Problem statement: Scan the records below. List lines holding "Paesi".

═══ Entries

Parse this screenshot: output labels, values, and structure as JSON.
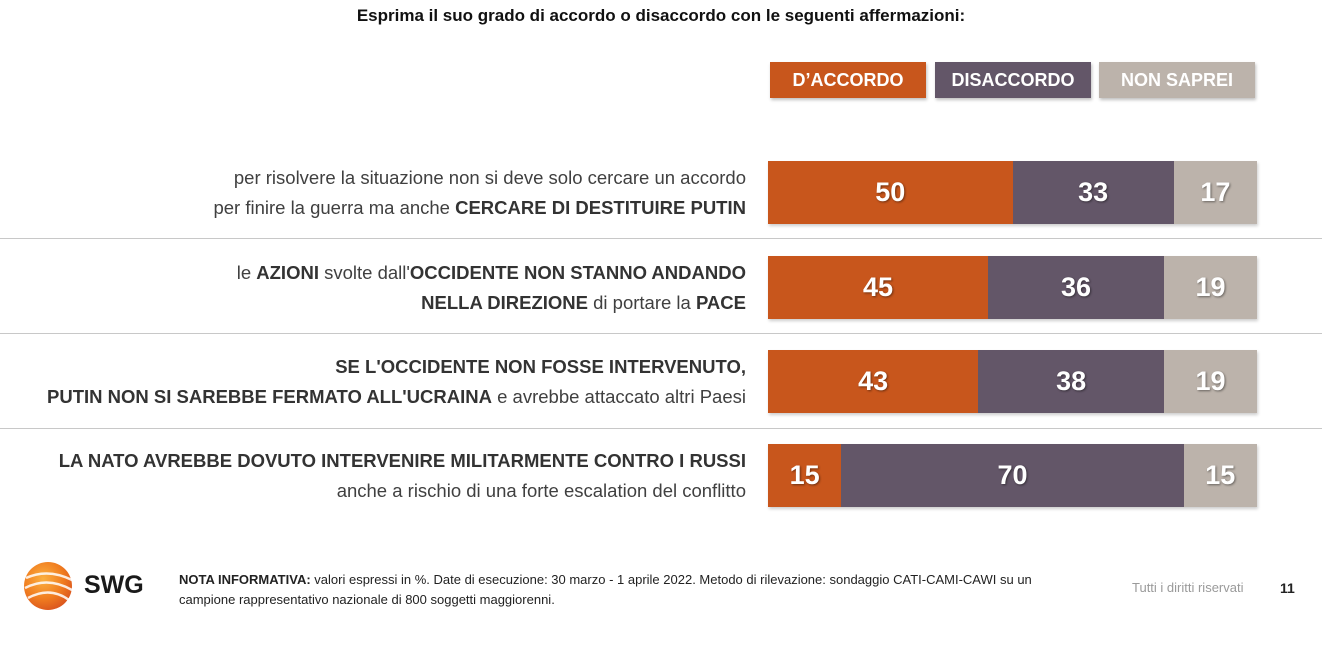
{
  "title": "Esprima il suo grado di accordo o disaccordo con le seguenti affermazioni:",
  "legend": [
    {
      "label": "D’ACCORDO",
      "color": "#c8561c"
    },
    {
      "label": "DISACCORDO",
      "color": "#635668"
    },
    {
      "label": "NON SAPREI",
      "color": "#bcb3ab"
    }
  ],
  "rows": [
    {
      "line1": [
        {
          "t": "per risolvere la situazione non si deve solo cercare un accordo",
          "b": false
        }
      ],
      "line2": [
        {
          "t": "per finire la guerra ma anche ",
          "b": false
        },
        {
          "t": "CERCARE DI DESTITUIRE PUTIN",
          "b": true
        }
      ]
    },
    {
      "line1": [
        {
          "t": "le ",
          "b": false
        },
        {
          "t": "AZIONI",
          "b": true
        },
        {
          "t": " svolte dall'",
          "b": false
        },
        {
          "t": "OCCIDENTE NON STANNO ANDANDO",
          "b": true
        }
      ],
      "line2": [
        {
          "t": "NELLA DIREZIONE",
          "b": true
        },
        {
          "t": " di portare la ",
          "b": false
        },
        {
          "t": "PACE",
          "b": true
        }
      ]
    },
    {
      "line1": [
        {
          "t": "SE L'OCCIDENTE NON FOSSE INTERVENUTO,",
          "b": true
        }
      ],
      "line2": [
        {
          "t": "PUTIN NON SI SAREBBE FERMATO ALL'UCRAINA",
          "b": true
        },
        {
          "t": " e avrebbe attaccato altri Paesi",
          "b": false
        }
      ]
    },
    {
      "line1": [
        {
          "t": "LA NATO AVREBBE DOVUTO INTERVENIRE MILITARMENTE CONTRO I RUSSI",
          "b": true
        }
      ],
      "line2": [
        {
          "t": "anche a rischio di una forte escalation del conflitto",
          "b": false
        }
      ]
    }
  ],
  "chart_data": {
    "type": "bar",
    "orientation": "horizontal",
    "stacked": true,
    "title": "Esprima il suo grado di accordo o disaccordo con le seguenti affermazioni:",
    "categories": [
      "per risolvere la situazione non si deve solo cercare un accordo per finire la guerra ma anche CERCARE DI DESTITUIRE PUTIN",
      "le AZIONI svolte dall'OCCIDENTE NON STANNO ANDANDO NELLA DIREZIONE di portare la PACE",
      "SE L'OCCIDENTE NON FOSSE INTERVENUTO, PUTIN NON SI SAREBBE FERMATO ALL'UCRAINA e avrebbe attaccato altri Paesi",
      "LA NATO AVREBBE DOVUTO INTERVENIRE MILITARMENTE CONTRO I RUSSI anche a rischio di una forte escalation del conflitto"
    ],
    "series": [
      {
        "name": "D’ACCORDO",
        "values": [
          50,
          45,
          43,
          15
        ],
        "color": "#c8561c"
      },
      {
        "name": "DISACCORDO",
        "values": [
          33,
          36,
          38,
          70
        ],
        "color": "#635668"
      },
      {
        "name": "NON SAPREI",
        "values": [
          17,
          19,
          19,
          15
        ],
        "color": "#bcb3ab"
      }
    ],
    "xlim": [
      0,
      100
    ],
    "legend_position": "top-right",
    "grid": false
  },
  "footer": {
    "note_label": "NOTA INFORMATIVA:",
    "note_text": " valori espressi in %. Date di esecuzione: 30 marzo - 1 aprile 2022. Metodo di rilevazione: sondaggio CATI-CAMI-CAWI su un campione rappresentativo nazionale di 800 soggetti maggiorenni.",
    "rights": "Tutti i diritti riservati",
    "page_number": "11",
    "logo_text": "SWG"
  }
}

══════

Worked solution:
          "t": " e avrebbe attaccato altri Paesi",
      "SE L'OCCIDENTE NON FOSSE INTERVENUTO, PUTIN NON SI SAREBBE FERMATO ALL'UCRAINA e avrebbe attaccato altri Paesi",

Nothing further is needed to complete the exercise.